### Short exercise
Carry none of the pictures over; write out the complete data exactly.

Dataset rows about figures
_ _ _

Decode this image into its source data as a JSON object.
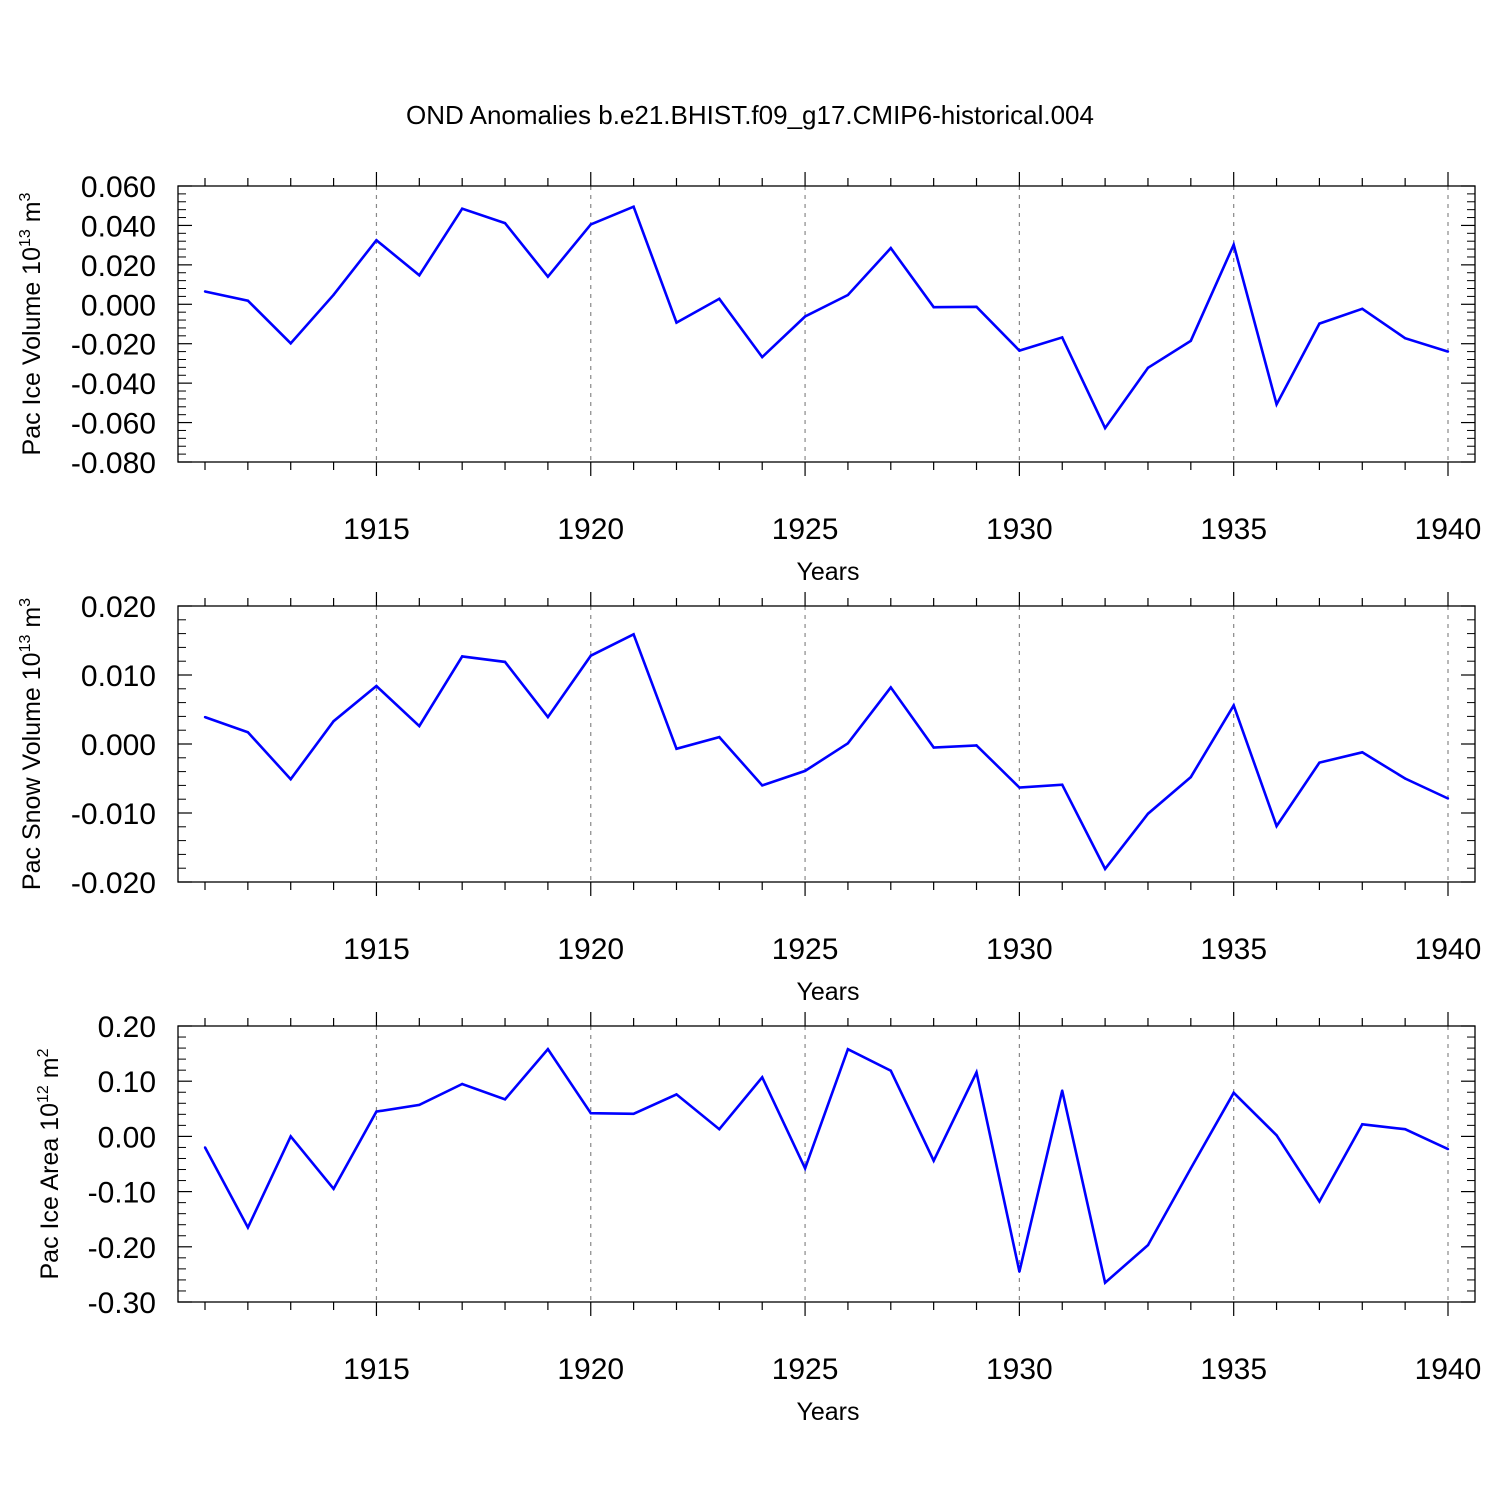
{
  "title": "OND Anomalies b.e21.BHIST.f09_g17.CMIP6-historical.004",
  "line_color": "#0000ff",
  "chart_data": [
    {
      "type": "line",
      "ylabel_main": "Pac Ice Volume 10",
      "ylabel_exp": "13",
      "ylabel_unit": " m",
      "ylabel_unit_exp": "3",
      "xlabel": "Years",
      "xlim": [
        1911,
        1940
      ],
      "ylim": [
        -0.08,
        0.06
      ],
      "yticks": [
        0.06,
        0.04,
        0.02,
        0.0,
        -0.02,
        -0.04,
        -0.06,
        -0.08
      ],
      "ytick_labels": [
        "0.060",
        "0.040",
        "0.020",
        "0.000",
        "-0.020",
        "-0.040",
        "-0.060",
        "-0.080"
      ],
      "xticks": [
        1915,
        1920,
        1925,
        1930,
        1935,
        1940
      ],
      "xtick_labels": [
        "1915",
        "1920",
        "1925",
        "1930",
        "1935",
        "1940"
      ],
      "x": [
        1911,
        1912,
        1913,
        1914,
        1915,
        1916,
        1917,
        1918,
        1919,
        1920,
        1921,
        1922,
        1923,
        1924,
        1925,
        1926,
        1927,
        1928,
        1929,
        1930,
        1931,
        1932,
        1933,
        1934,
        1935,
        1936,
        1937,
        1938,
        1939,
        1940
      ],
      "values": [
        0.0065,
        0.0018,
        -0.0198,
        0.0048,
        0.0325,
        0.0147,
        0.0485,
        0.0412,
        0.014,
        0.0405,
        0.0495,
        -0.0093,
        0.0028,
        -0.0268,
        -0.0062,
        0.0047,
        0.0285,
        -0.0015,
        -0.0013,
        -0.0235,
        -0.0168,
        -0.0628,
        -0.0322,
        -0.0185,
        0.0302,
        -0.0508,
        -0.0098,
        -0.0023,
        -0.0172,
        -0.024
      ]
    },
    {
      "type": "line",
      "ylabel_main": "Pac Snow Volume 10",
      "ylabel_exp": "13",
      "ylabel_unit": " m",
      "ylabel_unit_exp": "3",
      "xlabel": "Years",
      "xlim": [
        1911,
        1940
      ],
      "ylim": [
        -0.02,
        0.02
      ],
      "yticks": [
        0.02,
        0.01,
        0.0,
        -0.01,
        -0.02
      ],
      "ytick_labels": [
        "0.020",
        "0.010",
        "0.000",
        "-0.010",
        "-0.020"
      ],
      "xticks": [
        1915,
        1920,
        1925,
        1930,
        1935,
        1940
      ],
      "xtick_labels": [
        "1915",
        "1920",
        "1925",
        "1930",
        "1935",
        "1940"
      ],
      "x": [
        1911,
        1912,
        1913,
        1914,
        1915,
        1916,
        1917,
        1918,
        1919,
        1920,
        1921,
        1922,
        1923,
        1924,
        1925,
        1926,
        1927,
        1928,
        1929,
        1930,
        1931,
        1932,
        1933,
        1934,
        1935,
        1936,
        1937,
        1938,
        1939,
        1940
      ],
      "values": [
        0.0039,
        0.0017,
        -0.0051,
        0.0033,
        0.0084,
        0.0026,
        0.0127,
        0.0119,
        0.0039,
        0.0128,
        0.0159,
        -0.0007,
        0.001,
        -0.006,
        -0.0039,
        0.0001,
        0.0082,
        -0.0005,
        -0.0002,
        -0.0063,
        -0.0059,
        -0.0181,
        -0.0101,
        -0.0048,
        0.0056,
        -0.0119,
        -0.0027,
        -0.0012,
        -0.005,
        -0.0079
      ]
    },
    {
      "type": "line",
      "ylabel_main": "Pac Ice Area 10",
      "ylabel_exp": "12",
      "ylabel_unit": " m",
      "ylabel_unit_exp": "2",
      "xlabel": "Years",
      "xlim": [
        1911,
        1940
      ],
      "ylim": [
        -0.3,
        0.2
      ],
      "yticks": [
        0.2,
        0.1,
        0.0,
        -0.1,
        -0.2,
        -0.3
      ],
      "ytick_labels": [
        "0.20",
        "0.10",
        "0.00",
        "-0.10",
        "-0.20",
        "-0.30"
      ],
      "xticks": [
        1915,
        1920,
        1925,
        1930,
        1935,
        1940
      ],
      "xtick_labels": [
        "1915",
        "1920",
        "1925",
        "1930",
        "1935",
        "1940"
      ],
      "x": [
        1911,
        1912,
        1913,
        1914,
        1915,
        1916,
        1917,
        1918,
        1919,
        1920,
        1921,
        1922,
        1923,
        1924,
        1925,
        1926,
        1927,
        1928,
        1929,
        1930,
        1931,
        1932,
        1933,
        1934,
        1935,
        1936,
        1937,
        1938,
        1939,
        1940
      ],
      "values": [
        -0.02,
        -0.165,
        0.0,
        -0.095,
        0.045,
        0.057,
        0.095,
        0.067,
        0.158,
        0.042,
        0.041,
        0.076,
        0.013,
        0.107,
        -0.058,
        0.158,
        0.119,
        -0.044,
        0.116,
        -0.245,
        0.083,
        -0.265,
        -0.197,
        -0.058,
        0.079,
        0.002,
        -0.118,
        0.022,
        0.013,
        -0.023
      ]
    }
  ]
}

_ _ _

### Response
Decode this image into its source data as a JSON object.
{
  "title": "OND Anomalies b.e21.BHIST.f09_g17.CMIP6-historical.004",
  "line_color": "#0000ff",
  "chart_data": [
    {
      "type": "line",
      "ylabel_main": "Pac Ice Volume 10",
      "ylabel_exp": "13",
      "ylabel_unit": " m",
      "ylabel_unit_exp": "3",
      "xlabel": "Years",
      "xlim": [
        1911,
        1940
      ],
      "ylim": [
        -0.08,
        0.06
      ],
      "yticks": [
        0.06,
        0.04,
        0.02,
        0.0,
        -0.02,
        -0.04,
        -0.06,
        -0.08
      ],
      "ytick_labels": [
        "0.060",
        "0.040",
        "0.020",
        "0.000",
        "-0.020",
        "-0.040",
        "-0.060",
        "-0.080"
      ],
      "xticks": [
        1915,
        1920,
        1925,
        1930,
        1935,
        1940
      ],
      "xtick_labels": [
        "1915",
        "1920",
        "1925",
        "1930",
        "1935",
        "1940"
      ],
      "x": [
        1911,
        1912,
        1913,
        1914,
        1915,
        1916,
        1917,
        1918,
        1919,
        1920,
        1921,
        1922,
        1923,
        1924,
        1925,
        1926,
        1927,
        1928,
        1929,
        1930,
        1931,
        1932,
        1933,
        1934,
        1935,
        1936,
        1937,
        1938,
        1939,
        1940
      ],
      "values": [
        0.0065,
        0.0018,
        -0.0198,
        0.0048,
        0.0325,
        0.0147,
        0.0485,
        0.0412,
        0.014,
        0.0405,
        0.0495,
        -0.0093,
        0.0028,
        -0.0268,
        -0.0062,
        0.0047,
        0.0285,
        -0.0015,
        -0.0013,
        -0.0235,
        -0.0168,
        -0.0628,
        -0.0322,
        -0.0185,
        0.0302,
        -0.0508,
        -0.0098,
        -0.0023,
        -0.0172,
        -0.024
      ]
    },
    {
      "type": "line",
      "ylabel_main": "Pac Snow Volume 10",
      "ylabel_exp": "13",
      "ylabel_unit": " m",
      "ylabel_unit_exp": "3",
      "xlabel": "Years",
      "xlim": [
        1911,
        1940
      ],
      "ylim": [
        -0.02,
        0.02
      ],
      "yticks": [
        0.02,
        0.01,
        0.0,
        -0.01,
        -0.02
      ],
      "ytick_labels": [
        "0.020",
        "0.010",
        "0.000",
        "-0.010",
        "-0.020"
      ],
      "xticks": [
        1915,
        1920,
        1925,
        1930,
        1935,
        1940
      ],
      "xtick_labels": [
        "1915",
        "1920",
        "1925",
        "1930",
        "1935",
        "1940"
      ],
      "x": [
        1911,
        1912,
        1913,
        1914,
        1915,
        1916,
        1917,
        1918,
        1919,
        1920,
        1921,
        1922,
        1923,
        1924,
        1925,
        1926,
        1927,
        1928,
        1929,
        1930,
        1931,
        1932,
        1933,
        1934,
        1935,
        1936,
        1937,
        1938,
        1939,
        1940
      ],
      "values": [
        0.0039,
        0.0017,
        -0.0051,
        0.0033,
        0.0084,
        0.0026,
        0.0127,
        0.0119,
        0.0039,
        0.0128,
        0.0159,
        -0.0007,
        0.001,
        -0.006,
        -0.0039,
        0.0001,
        0.0082,
        -0.0005,
        -0.0002,
        -0.0063,
        -0.0059,
        -0.0181,
        -0.0101,
        -0.0048,
        0.0056,
        -0.0119,
        -0.0027,
        -0.0012,
        -0.005,
        -0.0079
      ]
    },
    {
      "type": "line",
      "ylabel_main": "Pac Ice Area 10",
      "ylabel_exp": "12",
      "ylabel_unit": " m",
      "ylabel_unit_exp": "2",
      "xlabel": "Years",
      "xlim": [
        1911,
        1940
      ],
      "ylim": [
        -0.3,
        0.2
      ],
      "yticks": [
        0.2,
        0.1,
        0.0,
        -0.1,
        -0.2,
        -0.3
      ],
      "ytick_labels": [
        "0.20",
        "0.10",
        "0.00",
        "-0.10",
        "-0.20",
        "-0.30"
      ],
      "xticks": [
        1915,
        1920,
        1925,
        1930,
        1935,
        1940
      ],
      "xtick_labels": [
        "1915",
        "1920",
        "1925",
        "1930",
        "1935",
        "1940"
      ],
      "x": [
        1911,
        1912,
        1913,
        1914,
        1915,
        1916,
        1917,
        1918,
        1919,
        1920,
        1921,
        1922,
        1923,
        1924,
        1925,
        1926,
        1927,
        1928,
        1929,
        1930,
        1931,
        1932,
        1933,
        1934,
        1935,
        1936,
        1937,
        1938,
        1939,
        1940
      ],
      "values": [
        -0.02,
        -0.165,
        0.0,
        -0.095,
        0.045,
        0.057,
        0.095,
        0.067,
        0.158,
        0.042,
        0.041,
        0.076,
        0.013,
        0.107,
        -0.058,
        0.158,
        0.119,
        -0.044,
        0.116,
        -0.245,
        0.083,
        -0.265,
        -0.197,
        -0.058,
        0.079,
        0.002,
        -0.118,
        0.022,
        0.013,
        -0.023
      ]
    }
  ]
}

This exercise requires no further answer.